__Problem details__. Answer with one number only: the number of lines that contain "this".
BEGIN Stored records
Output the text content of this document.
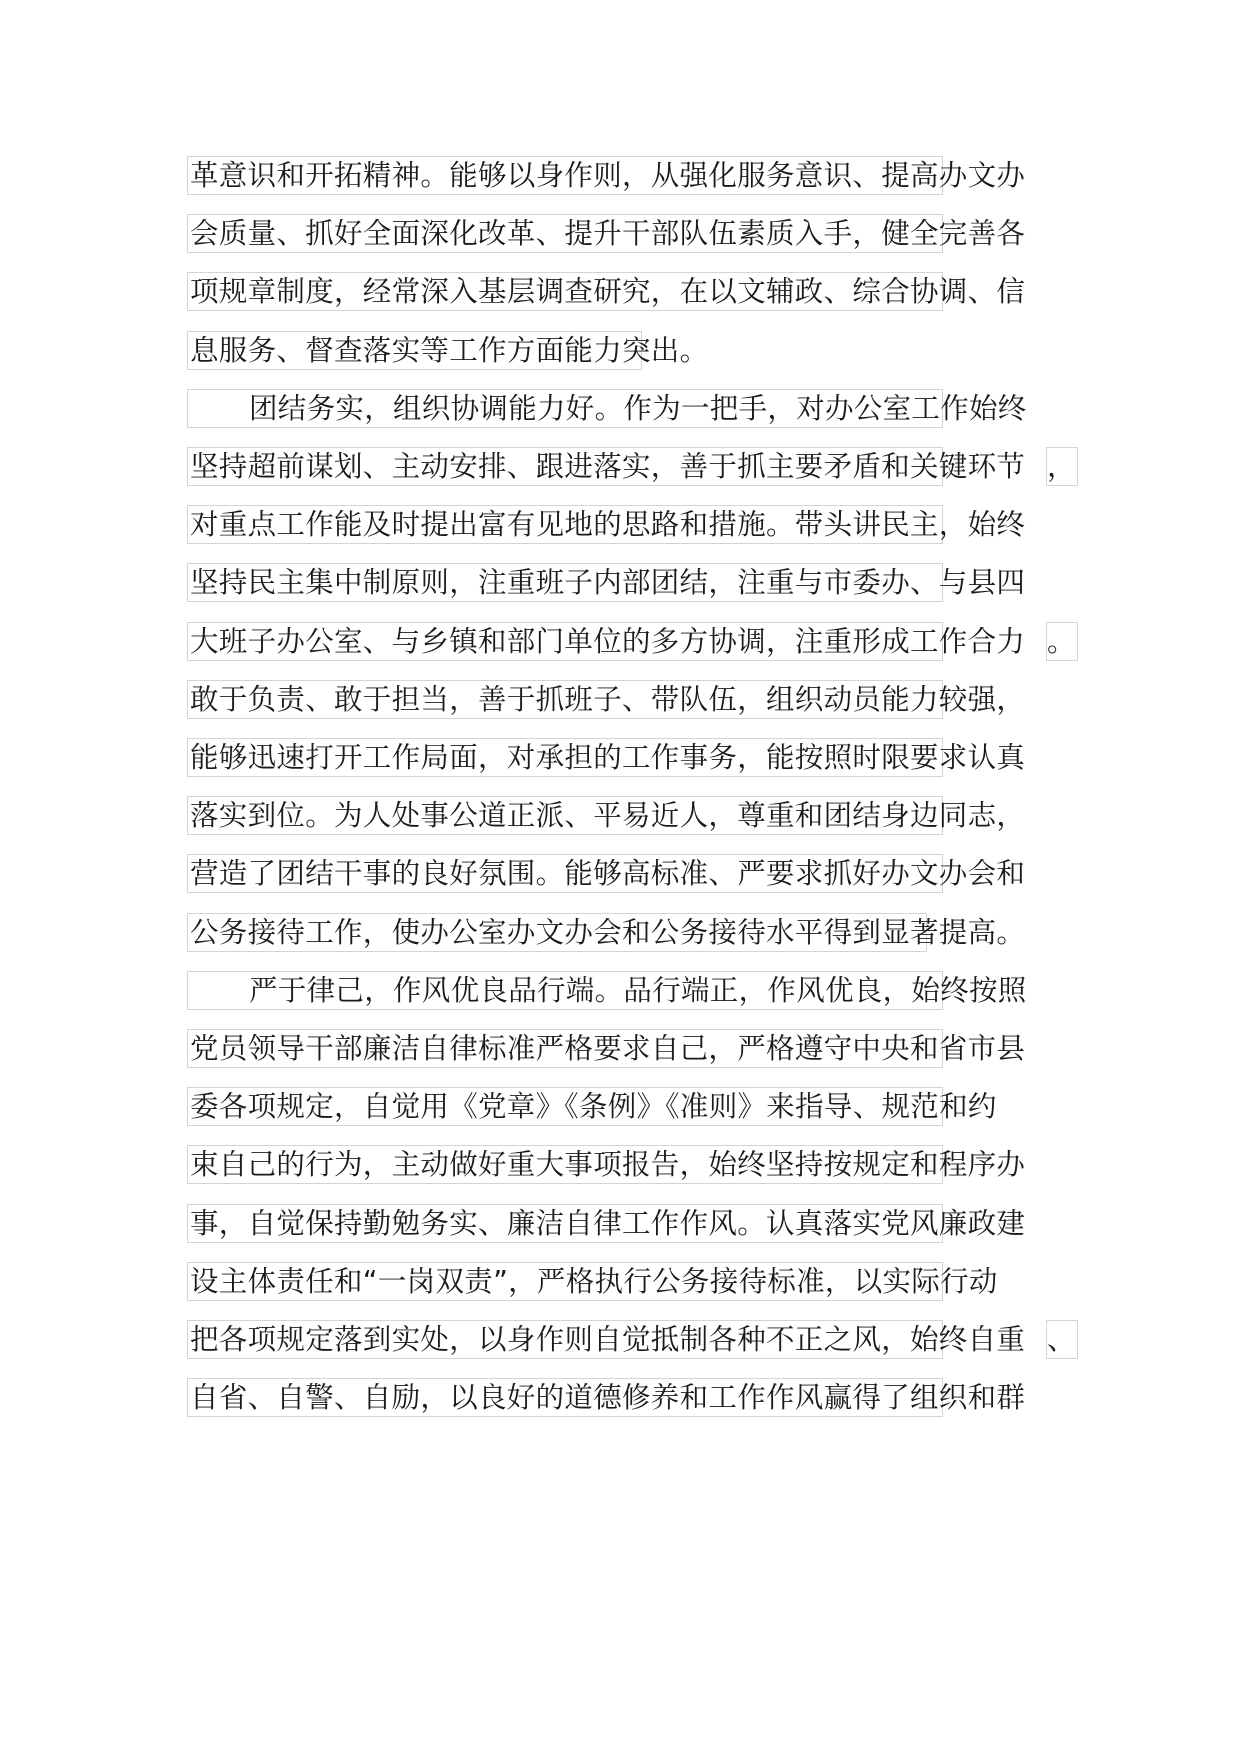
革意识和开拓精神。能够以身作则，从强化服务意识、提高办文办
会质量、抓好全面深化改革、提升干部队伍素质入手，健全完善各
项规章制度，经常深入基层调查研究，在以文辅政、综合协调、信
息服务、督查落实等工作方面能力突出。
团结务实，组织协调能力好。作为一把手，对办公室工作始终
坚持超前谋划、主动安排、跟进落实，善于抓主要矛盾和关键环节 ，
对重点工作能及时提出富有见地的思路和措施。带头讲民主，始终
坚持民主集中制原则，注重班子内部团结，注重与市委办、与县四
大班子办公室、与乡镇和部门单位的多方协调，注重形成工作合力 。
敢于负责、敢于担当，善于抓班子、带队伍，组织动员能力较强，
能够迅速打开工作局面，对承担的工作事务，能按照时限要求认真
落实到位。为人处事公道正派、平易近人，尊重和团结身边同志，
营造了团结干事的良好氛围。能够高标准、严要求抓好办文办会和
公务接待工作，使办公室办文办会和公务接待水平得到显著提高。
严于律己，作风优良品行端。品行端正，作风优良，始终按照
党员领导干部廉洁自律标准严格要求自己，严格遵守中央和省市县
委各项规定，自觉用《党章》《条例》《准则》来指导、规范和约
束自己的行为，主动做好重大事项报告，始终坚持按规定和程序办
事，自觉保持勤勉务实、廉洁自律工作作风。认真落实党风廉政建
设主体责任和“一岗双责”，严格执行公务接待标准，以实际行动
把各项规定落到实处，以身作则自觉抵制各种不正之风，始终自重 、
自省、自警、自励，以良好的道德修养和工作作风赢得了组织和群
END Stored records
BEGIN Stored records
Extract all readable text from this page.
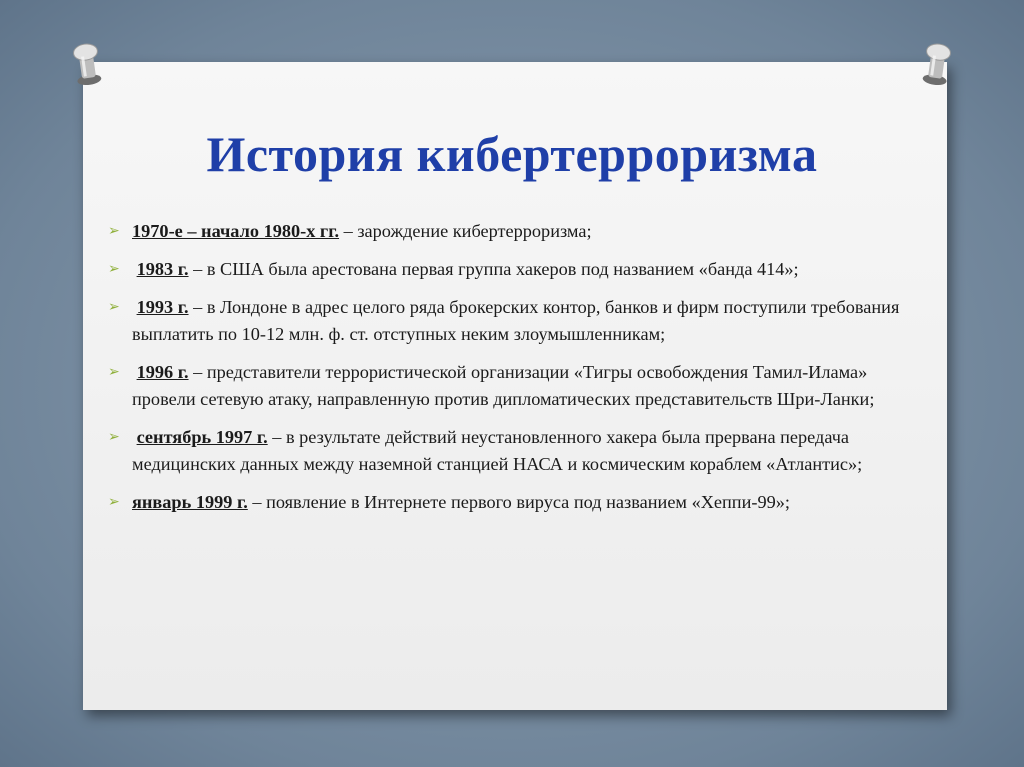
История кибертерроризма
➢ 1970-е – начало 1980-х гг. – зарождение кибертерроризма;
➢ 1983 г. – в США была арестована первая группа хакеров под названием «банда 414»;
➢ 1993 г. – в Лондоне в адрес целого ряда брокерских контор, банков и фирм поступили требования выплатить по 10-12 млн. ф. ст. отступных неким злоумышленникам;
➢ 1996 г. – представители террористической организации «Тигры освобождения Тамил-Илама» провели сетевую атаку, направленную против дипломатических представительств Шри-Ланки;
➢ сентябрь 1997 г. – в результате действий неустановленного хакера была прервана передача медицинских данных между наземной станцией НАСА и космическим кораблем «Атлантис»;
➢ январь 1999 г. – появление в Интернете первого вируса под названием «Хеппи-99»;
END Stored records
BEGIN Stored records
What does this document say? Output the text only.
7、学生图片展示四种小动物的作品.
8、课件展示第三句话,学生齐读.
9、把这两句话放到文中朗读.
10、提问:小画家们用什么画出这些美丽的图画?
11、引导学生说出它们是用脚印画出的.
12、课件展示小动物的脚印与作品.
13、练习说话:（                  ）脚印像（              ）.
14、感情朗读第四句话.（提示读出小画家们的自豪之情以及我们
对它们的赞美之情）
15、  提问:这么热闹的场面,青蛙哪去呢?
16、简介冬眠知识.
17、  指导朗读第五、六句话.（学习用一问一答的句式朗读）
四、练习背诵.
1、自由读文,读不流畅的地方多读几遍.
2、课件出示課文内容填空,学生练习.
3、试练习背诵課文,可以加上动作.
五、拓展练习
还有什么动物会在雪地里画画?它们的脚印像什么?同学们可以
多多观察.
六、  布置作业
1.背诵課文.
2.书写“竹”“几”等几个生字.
END Stored records
__Written response__. 3